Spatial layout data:
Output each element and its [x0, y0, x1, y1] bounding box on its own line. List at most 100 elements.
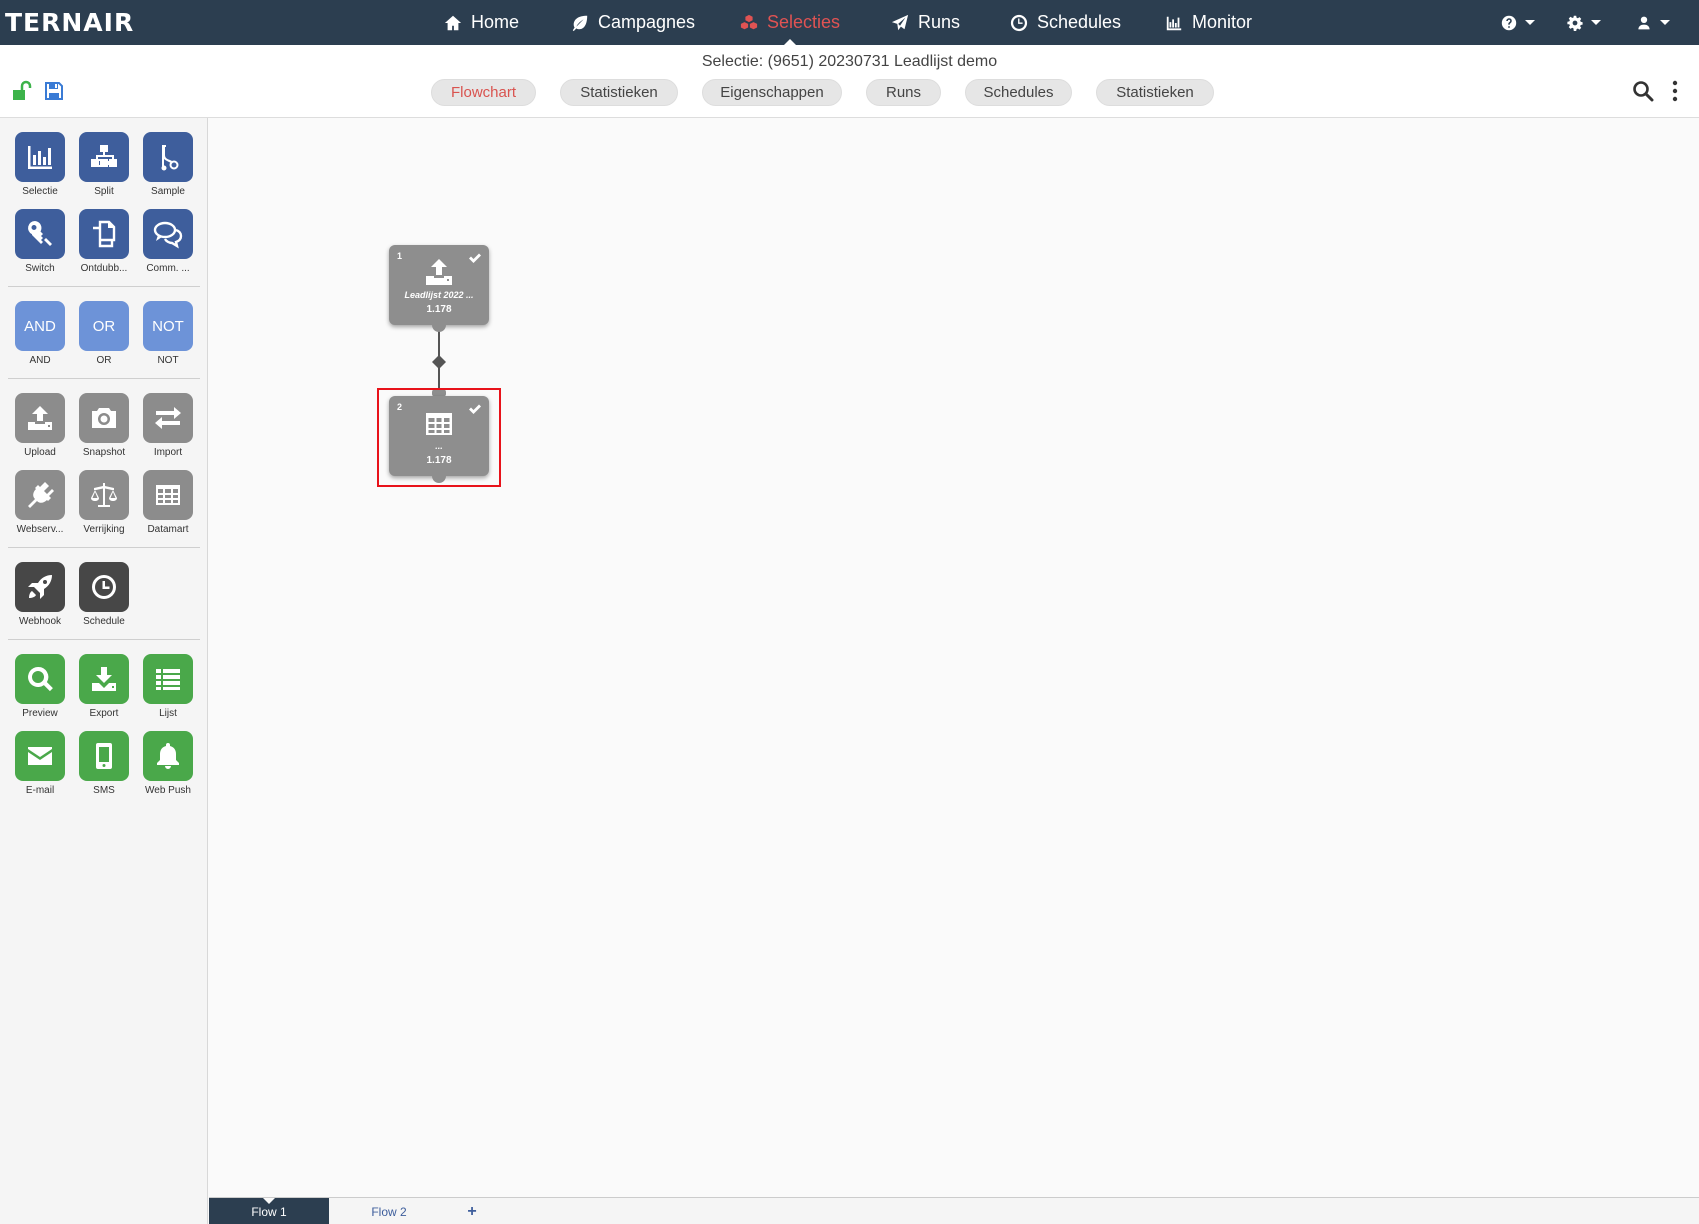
- settings-menu[interactable]: [1567, 0, 1601, 45]
- tool-label: Datamart: [147, 524, 189, 535]
- camera-icon: [92, 408, 116, 428]
- tool-or[interactable]: OR OR: [72, 301, 136, 373]
- add-flow-button[interactable]: +: [462, 1198, 482, 1224]
- nav-monitor-label: Monitor: [1192, 12, 1253, 32]
- tool-sms[interactable]: SMS: [72, 731, 136, 803]
- sitemap-icon: [91, 145, 117, 167]
- user-menu[interactable]: [1636, 0, 1670, 45]
- chevron-down-icon: [1525, 20, 1535, 25]
- selected-node-highlight: [377, 388, 501, 487]
- upload-icon: [426, 259, 452, 285]
- nav-monitor[interactable]: Monitor: [1165, 0, 1252, 45]
- tool-label: Schedule: [83, 616, 125, 627]
- tool-lijst[interactable]: Lijst: [136, 654, 200, 726]
- tool-label: Webserv...: [16, 524, 64, 535]
- tab-statistieken-2[interactable]: Statistieken: [1096, 79, 1214, 106]
- tool-label: Ontdubb...: [80, 263, 128, 274]
- tool-schedule[interactable]: Schedule: [72, 562, 136, 634]
- rocket-icon: [28, 575, 52, 599]
- tool-switch[interactable]: Switch: [8, 209, 72, 281]
- node-1-output-port[interactable]: [432, 318, 446, 332]
- active-tab-caret: [263, 1198, 275, 1204]
- tool-preview[interactable]: Preview: [8, 654, 72, 726]
- tab-statistieken[interactable]: Statistieken: [560, 79, 678, 106]
- node-number: 1: [397, 251, 403, 261]
- chevron-down-icon: [1660, 20, 1670, 25]
- key-icon: [28, 221, 52, 246]
- nav-campagnes[interactable]: Campagnes: [571, 0, 695, 45]
- nav-runs[interactable]: Runs: [891, 0, 960, 45]
- envelope-icon: [28, 747, 52, 765]
- search-icon: [28, 666, 53, 692]
- more-vertical-icon[interactable]: [1667, 80, 1683, 102]
- tool-sample[interactable]: Sample: [136, 132, 200, 204]
- save-icon[interactable]: [43, 80, 65, 102]
- flowchart-canvas[interactable]: 1 Leadlijst 2022 ... 1.178 2 ... 1.178: [209, 119, 1699, 1197]
- tool-not[interactable]: NOT NOT: [136, 301, 200, 373]
- plug-icon: [28, 482, 54, 508]
- nav-schedules-label: Schedules: [1037, 12, 1122, 32]
- tool-snapshot[interactable]: Snapshot: [72, 393, 136, 465]
- toolbox-divider: [8, 547, 200, 548]
- tool-label: OR: [96, 355, 112, 366]
- flow-tab-label: Flow 1: [251, 1204, 287, 1219]
- nav-schedules[interactable]: Schedules: [1010, 0, 1121, 45]
- tool-label: Sample: [151, 186, 185, 197]
- gear-icon: [1567, 15, 1583, 31]
- tool-label: Preview: [22, 708, 58, 719]
- search-icon[interactable]: [1632, 80, 1654, 102]
- flow-tab-2[interactable]: Flow 2: [329, 1198, 449, 1224]
- connector-diamond[interactable]: [432, 355, 446, 369]
- user-icon: [1638, 16, 1650, 29]
- unlock-icon[interactable]: [10, 80, 32, 102]
- tool-email[interactable]: E-mail: [8, 731, 72, 803]
- help-menu[interactable]: [1501, 0, 1535, 45]
- tab-flowchart[interactable]: Flowchart: [431, 79, 536, 106]
- selection-header: Selectie: (9651) 20230731 Leadlijst demo…: [0, 45, 1699, 118]
- clock-icon: [92, 575, 116, 599]
- help-icon: [1501, 15, 1517, 30]
- tool-label: AND: [29, 355, 51, 366]
- tool-communicatie[interactable]: Comm. ...: [136, 209, 200, 281]
- toolbox-sidebar: Selectie Split Sample Switch Ontdubb... …: [0, 118, 208, 1224]
- tool-selectie[interactable]: Selectie: [8, 132, 72, 204]
- tool-split[interactable]: Split: [72, 132, 136, 204]
- tool-and[interactable]: AND AND: [8, 301, 72, 373]
- flow-node-1[interactable]: 1 Leadlijst 2022 ... 1.178: [389, 245, 489, 325]
- list-icon: [156, 669, 180, 690]
- tab-schedules[interactable]: Schedules: [965, 79, 1072, 106]
- tool-verrijking[interactable]: Verrijking: [72, 470, 136, 542]
- tool-label: Switch: [25, 263, 55, 274]
- leaf-icon: [572, 15, 588, 31]
- flow-tab-1[interactable]: Flow 1: [209, 1198, 329, 1224]
- node-name: Leadlijst 2022 ...: [404, 290, 474, 300]
- node-count: 1.178: [426, 304, 452, 315]
- tool-label: Upload: [24, 447, 56, 458]
- bar-chart-icon: [28, 146, 52, 169]
- tool-label: E-mail: [25, 785, 55, 796]
- tool-webhook[interactable]: Webhook: [8, 562, 72, 634]
- tool-webservice[interactable]: Webserv...: [8, 470, 72, 542]
- comments-icon: [153, 221, 183, 249]
- tool-upload[interactable]: Upload: [8, 393, 72, 465]
- tool-label: Web Push: [145, 785, 191, 796]
- clock-icon: [1010, 14, 1028, 31]
- tool-label: Comm. ...: [146, 263, 190, 274]
- nav-home[interactable]: Home: [444, 0, 519, 45]
- tool-export[interactable]: Export: [72, 654, 136, 726]
- toolbox-divider: [8, 286, 200, 287]
- tool-import[interactable]: Import: [136, 393, 200, 465]
- tool-label: Export: [89, 708, 119, 719]
- tool-label: Snapshot: [82, 447, 126, 458]
- toolbox-divider: [8, 639, 200, 640]
- nav-home-label: Home: [471, 12, 520, 32]
- tab-eigenschappen[interactable]: Eigenschappen: [702, 79, 842, 106]
- tool-datamart[interactable]: Datamart: [136, 470, 200, 542]
- tool-label: NOT: [157, 355, 179, 366]
- tool-ontdubbelen[interactable]: Ontdubb...: [72, 209, 136, 281]
- bell-icon: [157, 743, 179, 769]
- balance-scale-icon: [91, 483, 117, 507]
- tool-web-push[interactable]: Web Push: [136, 731, 200, 803]
- tab-runs[interactable]: Runs: [866, 79, 941, 106]
- nav-selecties[interactable]: Selecties: [740, 0, 840, 45]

What needs to be done |
Express every line of the records above as a JSON list of strings, one string per line, with blank lines and pictures left out.

Answer for the task |
[
  "Output each element and its [x0, y0, x1, y1] bounding box on its own line. List at most 100 elements.",
  "- settings-menu[interactable]: [1567, 0, 1601, 45]",
  "- tool-label: Datamart: [147, 524, 189, 535]",
  "- camera-icon: [92, 408, 116, 428]",
  "- tool-or[interactable]: OR OR: [72, 301, 136, 373]",
  "- add-flow-button[interactable]: +: [462, 1198, 482, 1224]",
  "- nav-monitor-label: Monitor: [1192, 12, 1253, 32]",
  "- tool-sms[interactable]: SMS: [72, 731, 136, 803]",
  "- sitemap-icon: [91, 145, 117, 167]",
  "- user-menu[interactable]: [1636, 0, 1670, 45]",
  "- chevron-down-icon: [1525, 20, 1535, 25]",
  "- selected-node-highlight: [377, 388, 501, 487]",
  "- upload-icon: [426, 259, 452, 285]",
  "- nav-monitor[interactable]: Monitor: [1165, 0, 1252, 45]",
  "- tool-label: Schedule: [83, 616, 125, 627]",
  "- tool-lijst[interactable]: Lijst: [136, 654, 200, 726]",
  "- tool-label: Webserv...: [16, 524, 64, 535]",
  "- tab-statistieken-2[interactable]: Statistieken: [1096, 79, 1214, 106]",
  "- tool-label: Ontdubb...: [80, 263, 128, 274]",
  "- tool-schedule[interactable]: Schedule: [72, 562, 136, 634]",
  "- rocket-icon: [28, 575, 52, 599]",
  "- tool-switch[interactable]: Switch: [8, 209, 72, 281]",
  "- node-1-output-port[interactable]: [432, 318, 446, 332]",
  "- active-tab-caret: [263, 1198, 275, 1204]",
  "- tool-preview[interactable]: Preview: [8, 654, 72, 726]",
  "- tab-statistieken[interactable]: Statistieken: [560, 79, 678, 106]",
  "- node-number: 1: [397, 251, 403, 261]",
  "- chevron-down-icon: [1660, 20, 1670, 25]",
  "- key-icon: [28, 221, 52, 246]",
  "- nav-campagnes[interactable]: Campagnes: [571, 0, 695, 45]",
  "- nav-runs[interactable]: Runs: [891, 0, 960, 45]",
  "- envelope-icon: [28, 747, 52, 765]",
  "- search-icon: [28, 666, 53, 692]",
  "- more-vertical-icon[interactable]: [1667, 80, 1683, 102]",
  "- tool-sample[interactable]: Sample: [136, 132, 200, 204]",
  "- save-icon[interactable]: [43, 80, 65, 102]",
  "- flowchart-canvas[interactable]: 1 Leadlijst 2022 ... 1.178 2 ... 1.178: [209, 119, 1699, 1197]",
  "- tool-not[interactable]: NOT NOT: [136, 301, 200, 373]",
  "- plug-icon: [28, 482, 54, 508]",
  "- nav-schedules-label: Schedules: [1037, 12, 1122, 32]",
  "- tool-snapshot[interactable]: Snapshot: [72, 393, 136, 465]",
  "- toolbox-divider: [8, 547, 200, 548]",
  "- tool-label: OR: [96, 355, 112, 366]",
  "- flow-tab-label: Flow 1: [251, 1204, 287, 1219]",
  "- nav-schedules[interactable]: Schedules: [1010, 0, 1121, 45]",
  "- tool-label: Sample: [151, 186, 185, 197]",
  "- gear-icon: [1567, 15, 1583, 31]",
  "- tool-label: Preview: [22, 708, 58, 719]",
  "- search-icon[interactable]: [1632, 80, 1654, 102]",
  "- flow-tab-2[interactable]: Flow 2: [329, 1198, 449, 1224]",
  "- connector-diamond[interactable]: [432, 355, 446, 369]",
  "- user-icon: [1638, 16, 1650, 29]",
  "- unlock-icon[interactable]: [10, 80, 32, 102]",
  "- tool-email[interactable]: E-mail: [8, 731, 72, 803]",
  "- help-menu[interactable]: [1501, 0, 1535, 45]",
  "- tab-flowchart[interactable]: Flowchart: [431, 79, 536, 106]",
  "- selection-header: Selectie: (9651) 20230731 Leadlijst demo…: [0, 45, 1699, 118]",
  "- clock-icon: [92, 575, 116, 599]",
  "- help-icon: [1501, 15, 1517, 30]",
  "- tool-label: AND: [29, 355, 51, 366]",
  "- tool-communicatie[interactable]: Comm. ...: [136, 209, 200, 281]",
  "- toolbox-sidebar: Selectie Split Sample Switch Ontdubb... …: [0, 118, 208, 1224]",
  "- tool-selectie[interactable]: Selectie: [8, 132, 72, 204]",
  "- tool-split[interactable]: Split: [72, 132, 136, 204]",
  "- tool-and[interactable]: AND AND: [8, 301, 72, 373]",
  "- flow-node-1[interactable]: 1 Leadlijst 2022 ... 1.178: [389, 245, 489, 325]",
  "- list-icon: [156, 669, 180, 690]",
  "- tab-schedules[interactable]: Schedules: [965, 79, 1072, 106]",
  "- tool-verrijking[interactable]: Verrijking: [72, 470, 136, 542]",
  "- tool-label: Switch: [25, 263, 55, 274]",
  "- leaf-icon: [572, 15, 588, 31]",
  "- flow-tab-1[interactable]: Flow 1: [209, 1198, 329, 1224]",
  "- node-name: Leadlijst 2022 ...: [404, 290, 474, 300]",
  "- node-count: 1.178: [426, 304, 452, 315]",
  "- tool-label: Upload: [24, 447, 56, 458]",
  "- bar-chart-icon: [28, 146, 52, 169]",
  "- tool-label: E-mail: [25, 785, 55, 796]",
  "- tool-webhook[interactable]: Webhook: [8, 562, 72, 634]",
  "- tool-webservice[interactable]: Webserv...: [8, 470, 72, 542]",
  "- comments-icon: [153, 221, 183, 249]",
  "- tool-upload[interactable]: Upload: [8, 393, 72, 465]",
  "- tool-label: Web Push: [145, 785, 191, 796]",
  "- clock-icon: [1010, 14, 1028, 31]",
  "- tool-label: Comm. ...: [146, 263, 190, 274]",
  "- nav-home[interactable]: Home: [444, 0, 519, 45]",
  "- tool-export[interactable]: Export: [72, 654, 136, 726]",
  "- toolbox-divider: [8, 286, 200, 287]",
  "- tool-import[interactable]: Import: [136, 393, 200, 465]",
  "- tool-label: Export: [89, 708, 119, 719]",
  "- tool-label: Snapshot: [82, 447, 126, 458]",
  "- toolbox-divider: [8, 639, 200, 640]",
  "- nav-home-label: Home: [471, 12, 520, 32]",
  "- tab-eigenschappen[interactable]: Eigenschappen: [702, 79, 842, 106]",
  "- tool-datamart[interactable]: Datamart: [136, 470, 200, 542]",
  "- tool-label: NOT: [157, 355, 179, 366]",
  "- tool-ontdubbelen[interactable]: Ontdubb...: [72, 209, 136, 281]",
  "- bell-icon: [157, 743, 179, 769]",
  "- balance-scale-icon: [91, 483, 117, 507]",
  "- tool-web-push[interactable]: Web Push: [136, 731, 200, 803]",
  "- tab-runs[interactable]: Runs: [866, 79, 941, 106]",
  "- nav-selecties[interactable]: Selecties: [740, 0, 840, 45]"
]